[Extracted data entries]
=-=-=

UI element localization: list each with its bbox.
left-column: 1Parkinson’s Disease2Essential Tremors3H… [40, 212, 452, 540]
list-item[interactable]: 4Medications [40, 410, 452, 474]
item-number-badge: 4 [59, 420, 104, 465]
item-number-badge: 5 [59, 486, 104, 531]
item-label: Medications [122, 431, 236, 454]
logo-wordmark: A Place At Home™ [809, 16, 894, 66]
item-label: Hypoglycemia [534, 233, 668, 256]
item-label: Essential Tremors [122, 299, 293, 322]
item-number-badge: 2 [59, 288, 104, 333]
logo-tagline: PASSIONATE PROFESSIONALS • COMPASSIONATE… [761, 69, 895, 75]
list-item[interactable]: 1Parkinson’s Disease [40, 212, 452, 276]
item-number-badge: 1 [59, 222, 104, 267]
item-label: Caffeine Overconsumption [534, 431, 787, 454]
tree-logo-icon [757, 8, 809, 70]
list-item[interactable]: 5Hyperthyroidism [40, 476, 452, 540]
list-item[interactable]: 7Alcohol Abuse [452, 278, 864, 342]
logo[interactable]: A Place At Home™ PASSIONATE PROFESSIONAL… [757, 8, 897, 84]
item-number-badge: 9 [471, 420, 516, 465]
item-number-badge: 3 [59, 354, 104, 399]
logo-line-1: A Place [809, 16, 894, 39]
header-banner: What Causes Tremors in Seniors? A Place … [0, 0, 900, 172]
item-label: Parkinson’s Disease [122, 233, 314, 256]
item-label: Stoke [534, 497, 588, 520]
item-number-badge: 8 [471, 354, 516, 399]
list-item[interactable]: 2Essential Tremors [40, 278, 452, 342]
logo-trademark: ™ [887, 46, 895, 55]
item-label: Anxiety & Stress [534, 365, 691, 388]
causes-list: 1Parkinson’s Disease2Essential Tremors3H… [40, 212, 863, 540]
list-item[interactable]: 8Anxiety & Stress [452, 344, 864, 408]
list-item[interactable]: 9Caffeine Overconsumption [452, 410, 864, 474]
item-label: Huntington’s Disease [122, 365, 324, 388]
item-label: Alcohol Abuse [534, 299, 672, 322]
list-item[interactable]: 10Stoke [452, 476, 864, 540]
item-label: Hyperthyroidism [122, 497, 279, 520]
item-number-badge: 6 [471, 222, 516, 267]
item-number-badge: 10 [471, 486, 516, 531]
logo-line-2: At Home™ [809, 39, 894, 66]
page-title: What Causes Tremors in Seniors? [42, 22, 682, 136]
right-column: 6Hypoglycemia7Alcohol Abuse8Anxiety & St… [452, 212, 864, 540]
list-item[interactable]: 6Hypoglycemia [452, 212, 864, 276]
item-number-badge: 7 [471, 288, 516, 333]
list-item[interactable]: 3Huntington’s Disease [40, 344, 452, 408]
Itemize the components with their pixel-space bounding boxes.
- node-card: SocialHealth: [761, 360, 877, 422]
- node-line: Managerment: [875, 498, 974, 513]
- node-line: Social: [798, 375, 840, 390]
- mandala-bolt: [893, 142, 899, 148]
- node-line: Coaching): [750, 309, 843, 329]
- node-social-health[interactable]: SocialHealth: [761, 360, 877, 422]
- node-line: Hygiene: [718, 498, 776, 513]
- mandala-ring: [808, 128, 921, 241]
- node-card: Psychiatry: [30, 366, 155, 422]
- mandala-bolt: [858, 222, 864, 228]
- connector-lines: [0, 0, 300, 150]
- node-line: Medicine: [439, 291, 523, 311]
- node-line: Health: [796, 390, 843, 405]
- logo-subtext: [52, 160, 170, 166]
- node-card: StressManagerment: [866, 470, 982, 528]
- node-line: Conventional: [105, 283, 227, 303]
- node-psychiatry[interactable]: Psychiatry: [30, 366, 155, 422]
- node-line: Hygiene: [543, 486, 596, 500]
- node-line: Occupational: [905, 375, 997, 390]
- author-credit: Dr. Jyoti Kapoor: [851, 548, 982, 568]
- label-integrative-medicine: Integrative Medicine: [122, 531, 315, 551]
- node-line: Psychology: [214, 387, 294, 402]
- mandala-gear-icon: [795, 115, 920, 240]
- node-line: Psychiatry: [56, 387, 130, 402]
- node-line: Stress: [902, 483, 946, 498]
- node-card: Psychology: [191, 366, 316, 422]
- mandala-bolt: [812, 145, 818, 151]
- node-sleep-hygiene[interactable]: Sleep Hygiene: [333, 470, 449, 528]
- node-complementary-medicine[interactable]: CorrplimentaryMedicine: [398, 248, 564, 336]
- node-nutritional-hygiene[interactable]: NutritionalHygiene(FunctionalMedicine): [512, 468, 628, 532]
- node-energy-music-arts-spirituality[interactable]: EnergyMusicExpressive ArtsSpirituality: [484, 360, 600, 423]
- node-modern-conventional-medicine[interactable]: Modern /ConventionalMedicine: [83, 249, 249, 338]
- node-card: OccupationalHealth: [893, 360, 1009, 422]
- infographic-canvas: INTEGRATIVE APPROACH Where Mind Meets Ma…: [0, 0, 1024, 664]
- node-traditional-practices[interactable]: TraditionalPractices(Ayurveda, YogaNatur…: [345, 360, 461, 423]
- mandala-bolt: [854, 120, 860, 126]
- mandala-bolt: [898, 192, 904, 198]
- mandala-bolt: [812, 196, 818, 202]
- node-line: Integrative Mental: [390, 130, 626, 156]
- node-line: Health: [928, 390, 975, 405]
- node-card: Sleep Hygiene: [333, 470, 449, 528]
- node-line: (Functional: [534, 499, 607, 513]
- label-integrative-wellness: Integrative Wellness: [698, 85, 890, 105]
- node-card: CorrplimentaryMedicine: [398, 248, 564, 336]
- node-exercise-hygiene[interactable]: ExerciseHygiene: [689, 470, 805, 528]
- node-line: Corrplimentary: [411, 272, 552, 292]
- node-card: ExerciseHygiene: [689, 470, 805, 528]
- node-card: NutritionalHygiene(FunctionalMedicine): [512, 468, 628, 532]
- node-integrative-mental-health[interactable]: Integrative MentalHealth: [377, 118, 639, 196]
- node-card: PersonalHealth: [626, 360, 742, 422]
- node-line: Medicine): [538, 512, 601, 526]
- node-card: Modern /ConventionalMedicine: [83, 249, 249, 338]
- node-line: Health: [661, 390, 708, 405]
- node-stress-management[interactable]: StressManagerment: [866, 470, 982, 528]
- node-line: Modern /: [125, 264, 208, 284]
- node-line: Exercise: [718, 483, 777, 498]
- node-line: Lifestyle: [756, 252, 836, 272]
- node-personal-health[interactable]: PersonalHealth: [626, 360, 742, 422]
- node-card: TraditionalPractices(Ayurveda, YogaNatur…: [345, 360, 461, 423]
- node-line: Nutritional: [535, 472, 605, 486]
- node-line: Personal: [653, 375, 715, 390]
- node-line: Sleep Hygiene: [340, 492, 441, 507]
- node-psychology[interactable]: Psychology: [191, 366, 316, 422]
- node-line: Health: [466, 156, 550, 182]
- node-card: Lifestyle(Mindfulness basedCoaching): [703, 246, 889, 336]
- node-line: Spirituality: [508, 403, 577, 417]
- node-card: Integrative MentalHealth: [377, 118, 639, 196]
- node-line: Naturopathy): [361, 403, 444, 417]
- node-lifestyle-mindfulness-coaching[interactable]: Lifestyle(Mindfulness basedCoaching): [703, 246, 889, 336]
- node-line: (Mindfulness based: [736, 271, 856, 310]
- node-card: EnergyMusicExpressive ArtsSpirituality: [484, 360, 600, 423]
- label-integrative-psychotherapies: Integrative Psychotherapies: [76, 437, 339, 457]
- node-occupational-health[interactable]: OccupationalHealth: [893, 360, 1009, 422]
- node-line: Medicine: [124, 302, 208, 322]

=-=-=

REQUEST: Can you reproduce all of the material above, replacing "item-label" with "entry-label" everywhere it occurs and leaving everything else unchanged?

EXERCISE RESPONSE:
UI element localization: list each with its bbox.
left-column: 1Parkinson’s Disease2Essential Tremors3H… [40, 212, 452, 540]
list-item[interactable]: 4Medications [40, 410, 452, 474]
item-number-badge: 4 [59, 420, 104, 465]
item-number-badge: 5 [59, 486, 104, 531]
entry-label: Medications [122, 431, 236, 454]
logo-wordmark: A Place At Home™ [809, 16, 894, 66]
entry-label: Hypoglycemia [534, 233, 668, 256]
entry-label: Essential Tremors [122, 299, 293, 322]
item-number-badge: 2 [59, 288, 104, 333]
logo-tagline: PASSIONATE PROFESSIONALS • COMPASSIONATE… [761, 69, 895, 75]
list-item[interactable]: 1Parkinson’s Disease [40, 212, 452, 276]
item-number-badge: 1 [59, 222, 104, 267]
entry-label: Caffeine Overconsumption [534, 431, 787, 454]
tree-logo-icon [757, 8, 809, 70]
list-item[interactable]: 5Hyperthyroidism [40, 476, 452, 540]
list-item[interactable]: 7Alcohol Abuse [452, 278, 864, 342]
logo[interactable]: A Place At Home™ PASSIONATE PROFESSIONAL… [757, 8, 897, 84]
item-number-badge: 9 [471, 420, 516, 465]
item-number-badge: 3 [59, 354, 104, 399]
logo-line-1: A Place [809, 16, 894, 39]
header-banner: What Causes Tremors in Seniors? A Place … [0, 0, 900, 172]
entry-label: Parkinson’s Disease [122, 233, 314, 256]
entry-label: Stoke [534, 497, 588, 520]
item-number-badge: 8 [471, 354, 516, 399]
list-item[interactable]: 2Essential Tremors [40, 278, 452, 342]
logo-trademark: ™ [887, 46, 895, 55]
entry-label: Anxiety & Stress [534, 365, 691, 388]
causes-list: 1Parkinson’s Disease2Essential Tremors3H… [40, 212, 863, 540]
list-item[interactable]: 8Anxiety & Stress [452, 344, 864, 408]
list-item[interactable]: 9Caffeine Overconsumption [452, 410, 864, 474]
entry-label: Huntington’s Disease [122, 365, 324, 388]
entry-label: Alcohol Abuse [534, 299, 672, 322]
list-item[interactable]: 10Stoke [452, 476, 864, 540]
entry-label: Hyperthyroidism [122, 497, 279, 520]
item-number-badge: 6 [471, 222, 516, 267]
item-number-badge: 10 [471, 486, 516, 531]
logo-line-2: At Home™ [809, 39, 894, 66]
page-title: What Causes Tremors in Seniors? [42, 22, 682, 136]
right-column: 6Hypoglycemia7Alcohol Abuse8Anxiety & St… [452, 212, 864, 540]
list-item[interactable]: 6Hypoglycemia [452, 212, 864, 276]
item-number-badge: 7 [471, 288, 516, 333]
list-item[interactable]: 3Huntington’s Disease [40, 344, 452, 408]
Itemize the components with their pixel-space bounding boxes.
- node-card: SocialHealth: [761, 360, 877, 422]
- node-line: Managerment: [875, 498, 974, 513]
- node-line: Social: [798, 375, 840, 390]
- mandala-bolt: [893, 142, 899, 148]
- node-line: Coaching): [750, 309, 843, 329]
- node-social-health[interactable]: SocialHealth: [761, 360, 877, 422]
- node-line: Hygiene: [718, 498, 776, 513]
- mandala-ring: [808, 128, 921, 241]
- node-card: Psychiatry: [30, 366, 155, 422]
- mandala-bolt: [858, 222, 864, 228]
- connector-lines: [0, 0, 300, 150]
- node-line: Medicine: [439, 291, 523, 311]
- node-line: Health: [796, 390, 843, 405]
- logo-subtext: [52, 160, 170, 166]
- node-card: StressManagerment: [866, 470, 982, 528]
- node-line: Conventional: [105, 283, 227, 303]
- node-psychiatry[interactable]: Psychiatry: [30, 366, 155, 422]
- node-line: Hygiene: [543, 486, 596, 500]
- node-line: Occupational: [905, 375, 997, 390]
- author-credit: Dr. Jyoti Kapoor: [851, 548, 982, 568]
- label-integrative-medicine: Integrative Medicine: [122, 531, 315, 551]
- node-line: Psychology: [214, 387, 294, 402]
- mandala-gear-icon: [795, 115, 920, 240]
- node-line: Psychiatry: [56, 387, 130, 402]
- node-line: Stress: [902, 483, 946, 498]
- node-card: Psychology: [191, 366, 316, 422]
- mandala-bolt: [812, 145, 818, 151]
- node-sleep-hygiene[interactable]: Sleep Hygiene: [333, 470, 449, 528]
- node-complementary-medicine[interactable]: CorrplimentaryMedicine: [398, 248, 564, 336]
- node-nutritional-hygiene[interactable]: NutritionalHygiene(FunctionalMedicine): [512, 468, 628, 532]
- node-energy-music-arts-spirituality[interactable]: EnergyMusicExpressive ArtsSpirituality: [484, 360, 600, 423]
- node-modern-conventional-medicine[interactable]: Modern /ConventionalMedicine: [83, 249, 249, 338]
- node-card: OccupationalHealth: [893, 360, 1009, 422]
- infographic-canvas: INTEGRATIVE APPROACH Where Mind Meets Ma…: [0, 0, 1024, 664]
- node-traditional-practices[interactable]: TraditionalPractices(Ayurveda, YogaNatur…: [345, 360, 461, 423]
- mandala-bolt: [854, 120, 860, 126]
- mandala-bolt: [898, 192, 904, 198]
- mandala-bolt: [812, 196, 818, 202]
- node-line: Integrative Mental: [390, 130, 626, 156]
- node-line: Health: [928, 390, 975, 405]
- node-card: Sleep Hygiene: [333, 470, 449, 528]
- node-line: (Functional: [534, 499, 607, 513]
- label-integrative-wellness: Integrative Wellness: [698, 85, 890, 105]
- node-card: CorrplimentaryMedicine: [398, 248, 564, 336]
- node-exercise-hygiene[interactable]: ExerciseHygiene: [689, 470, 805, 528]
- node-line: Corrplimentary: [411, 272, 552, 292]
- node-card: ExerciseHygiene: [689, 470, 805, 528]
- node-card: NutritionalHygiene(FunctionalMedicine): [512, 468, 628, 532]
- node-integrative-mental-health[interactable]: Integrative MentalHealth: [377, 118, 639, 196]
- node-card: PersonalHealth: [626, 360, 742, 422]
- node-line: Medicine): [538, 512, 601, 526]
- node-card: Modern /ConventionalMedicine: [83, 249, 249, 338]
- node-line: Health: [661, 390, 708, 405]
- node-stress-management[interactable]: StressManagerment: [866, 470, 982, 528]
- node-line: Modern /: [125, 264, 208, 284]
- node-line: Exercise: [718, 483, 777, 498]
- node-line: Lifestyle: [756, 252, 836, 272]
- node-personal-health[interactable]: PersonalHealth: [626, 360, 742, 422]
- node-card: TraditionalPractices(Ayurveda, YogaNatur…: [345, 360, 461, 423]
- node-line: Nutritional: [535, 472, 605, 486]
- node-line: Personal: [653, 375, 715, 390]
- node-line: Sleep Hygiene: [340, 492, 441, 507]
- node-psychology[interactable]: Psychology: [191, 366, 316, 422]
- node-line: Health: [466, 156, 550, 182]
- node-card: Lifestyle(Mindfulness basedCoaching): [703, 246, 889, 336]
- node-line: Spirituality: [508, 403, 577, 417]
- node-card: Integrative MentalHealth: [377, 118, 639, 196]
- node-line: Naturopathy): [361, 403, 444, 417]
- node-lifestyle-mindfulness-coaching[interactable]: Lifestyle(Mindfulness basedCoaching): [703, 246, 889, 336]
- node-line: (Mindfulness based: [736, 271, 856, 310]
- node-card: EnergyMusicExpressive ArtsSpirituality: [484, 360, 600, 423]
- label-integrative-psychotherapies: Integrative Psychotherapies: [76, 437, 339, 457]
- node-occupational-health[interactable]: OccupationalHealth: [893, 360, 1009, 422]
- node-line: Medicine: [124, 302, 208, 322]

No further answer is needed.